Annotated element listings
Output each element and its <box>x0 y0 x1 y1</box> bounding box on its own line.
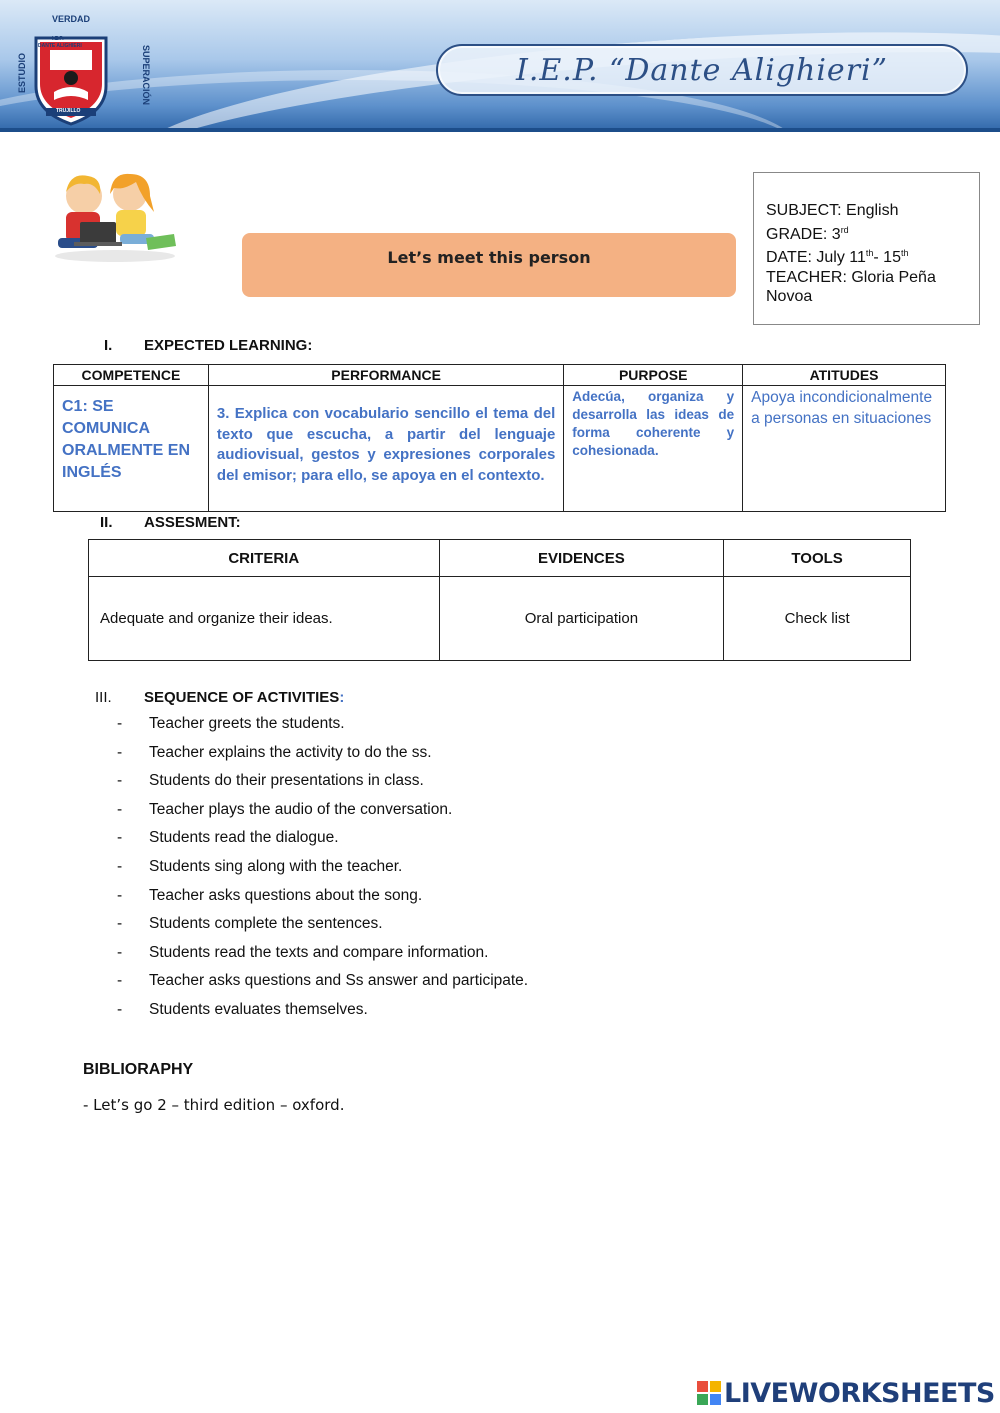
activity-text: Students do their presentations in class. <box>149 772 424 790</box>
table-row <box>54 386 946 512</box>
list-bullet: - <box>117 800 123 818</box>
school-name-badge <box>436 44 968 96</box>
teacher-line-continued: Novoa <box>766 288 813 305</box>
list-bullet: - <box>117 972 123 990</box>
table-header-row <box>54 365 946 386</box>
section-activities-colon: : <box>339 689 345 706</box>
list-bullet: - <box>117 829 123 847</box>
header-competence: COMPETENCE <box>54 365 209 386</box>
header-attitudes: ATITUDES <box>743 365 946 386</box>
tools-cell: Check list <box>724 577 911 661</box>
activity-text: Teacher asks questions and Ss answer and participate. <box>149 972 529 990</box>
list-item <box>117 714 528 743</box>
children-laptop-illustration <box>50 168 180 264</box>
criteria-cell: Adequate and organize their ideas. <box>89 577 440 661</box>
section-activities-number: III. <box>95 689 112 706</box>
grade-value: GRADE: 3 <box>766 225 841 243</box>
shield-bottom-label: TRUJILLO <box>56 108 81 114</box>
list-item <box>117 943 528 972</box>
activity-text: Teacher greets the students. <box>149 715 345 732</box>
expected-learning-table <box>53 364 946 512</box>
grade-line <box>766 221 976 245</box>
shield-inner-name: DANTE ALIGHIERI <box>38 43 82 49</box>
activity-text: Students sing along with the teacher. <box>149 857 403 875</box>
section-activities-heading <box>144 689 344 706</box>
lesson-title-banner <box>242 233 736 297</box>
teacher-line: TEACHER: Gloria Peña <box>766 268 936 286</box>
list-bullet: - <box>117 886 123 904</box>
banner-divider <box>0 128 1000 132</box>
shield-left-label: ESTUDIO <box>17 52 28 94</box>
grade-suffix: rd <box>840 224 849 235</box>
lesson-title: Let’s meet this person <box>387 248 591 267</box>
bibliography-title: BIBLIORAPHY <box>83 1061 194 1078</box>
list-bullet: - <box>117 943 123 961</box>
section-expected-learning-number: I. <box>104 337 113 354</box>
activity-text: Teacher explains the activity to do the ss. <box>149 743 432 761</box>
activity-text: Teacher plays the audio of the conversation. <box>149 800 453 818</box>
list-item <box>117 857 528 886</box>
header-criteria: CRITERIA <box>89 540 440 577</box>
list-bullet: - <box>117 715 123 732</box>
list-item <box>117 771 528 800</box>
section-activities-title: SEQUENCE OF ACTIVITIES <box>144 689 340 706</box>
activity-text: Students read the texts and compare information. <box>149 943 489 961</box>
activities-list <box>117 714 528 1029</box>
date-end: - 15 <box>873 249 901 266</box>
activity-text: Students read the dialogue. <box>149 829 339 847</box>
header-banner <box>0 0 1000 132</box>
list-item <box>117 1000 528 1029</box>
school-shield-logo <box>12 12 152 122</box>
performance-cell: 3. Explica con vocabulario sencillo el tema del texto que escucha, a partir del lenguaje audiovisual, gestos y expresiones corporales del emisor; para ello, se apoya en el contexto. <box>208 386 563 512</box>
section-assessment-title: ASSESMENT: <box>144 514 241 531</box>
shield-right-label: SUPERACIÓN <box>141 44 152 106</box>
header-purpose: PURPOSE <box>564 365 743 386</box>
list-item <box>117 914 528 943</box>
header-tools: TOOLS <box>724 540 911 577</box>
list-item <box>117 743 528 772</box>
activity-text: Students complete the sentences. <box>149 915 383 933</box>
evidences-cell: Oral participation <box>439 577 724 661</box>
list-item <box>117 971 528 1000</box>
date-end-suffix: th <box>900 248 909 258</box>
purpose-cell: Adecúa, organiza y desarrolla las ideas de forma coherente y cohesionada. <box>564 386 743 512</box>
shield-inner-top: I.E.P. <box>52 36 64 42</box>
list-bullet: - <box>117 857 123 875</box>
header-performance: PERFORMANCE <box>208 365 563 386</box>
attitudes-cell: Apoya incondicionalmente a personas en situaciones <box>743 386 946 512</box>
activity-text: Teacher asks questions about the song. <box>149 886 423 904</box>
header-evidences: EVIDENCES <box>439 540 724 577</box>
liveworksheets-icon <box>697 1381 721 1405</box>
table-row <box>89 577 911 661</box>
list-bullet: - <box>117 915 123 933</box>
liveworksheets-logo <box>697 1377 995 1409</box>
competence-cell: C1: SE COMUNICA ORALMENTE EN INGLÉS <box>54 386 209 512</box>
class-info <box>766 201 976 307</box>
assessment-table <box>88 539 911 661</box>
list-item <box>117 886 528 915</box>
class-info-box <box>753 172 980 325</box>
subject-line: SUBJECT: English <box>766 202 899 219</box>
date-start-suffix: th <box>865 248 874 258</box>
list-bullet: - <box>117 1000 123 1018</box>
table-header-row <box>89 540 911 577</box>
list-bullet: - <box>117 772 123 790</box>
liveworksheets-brand: LIVEWORKSHEETS <box>724 1377 995 1409</box>
activity-text: Students evaluates themselves. <box>149 1000 368 1018</box>
section-assessment-number: II. <box>100 514 113 531</box>
school-name: I.E.P. “Dante Alighieri” <box>516 53 888 88</box>
section-expected-learning-title: EXPECTED LEARNING: <box>144 337 313 354</box>
date-line <box>766 244 976 268</box>
list-item <box>117 800 528 829</box>
list-bullet: - <box>117 743 123 761</box>
date-start: DATE: July 11 <box>766 249 866 266</box>
list-item <box>117 828 528 857</box>
bibliography-item: - Let’s go 2 – third edition – oxford. <box>83 1096 345 1114</box>
shield-top-label: VERDAD <box>52 14 91 24</box>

_What the task requires_. Output the stretch of these records from the line containing "activity-text: Students do" through the line containing "table-header-row <box>54 365 946 386</box>", both included, with each line reproduced as it stands.

_Complete output_.
activity-text: Students do their presentations in class. <box>149 772 424 790</box>
table-row <box>54 386 946 512</box>
list-bullet: - <box>117 800 123 818</box>
school-name-badge <box>436 44 968 96</box>
teacher-line-continued: Novoa <box>766 288 813 305</box>
list-bullet: - <box>117 972 123 990</box>
table-header-row <box>54 365 946 386</box>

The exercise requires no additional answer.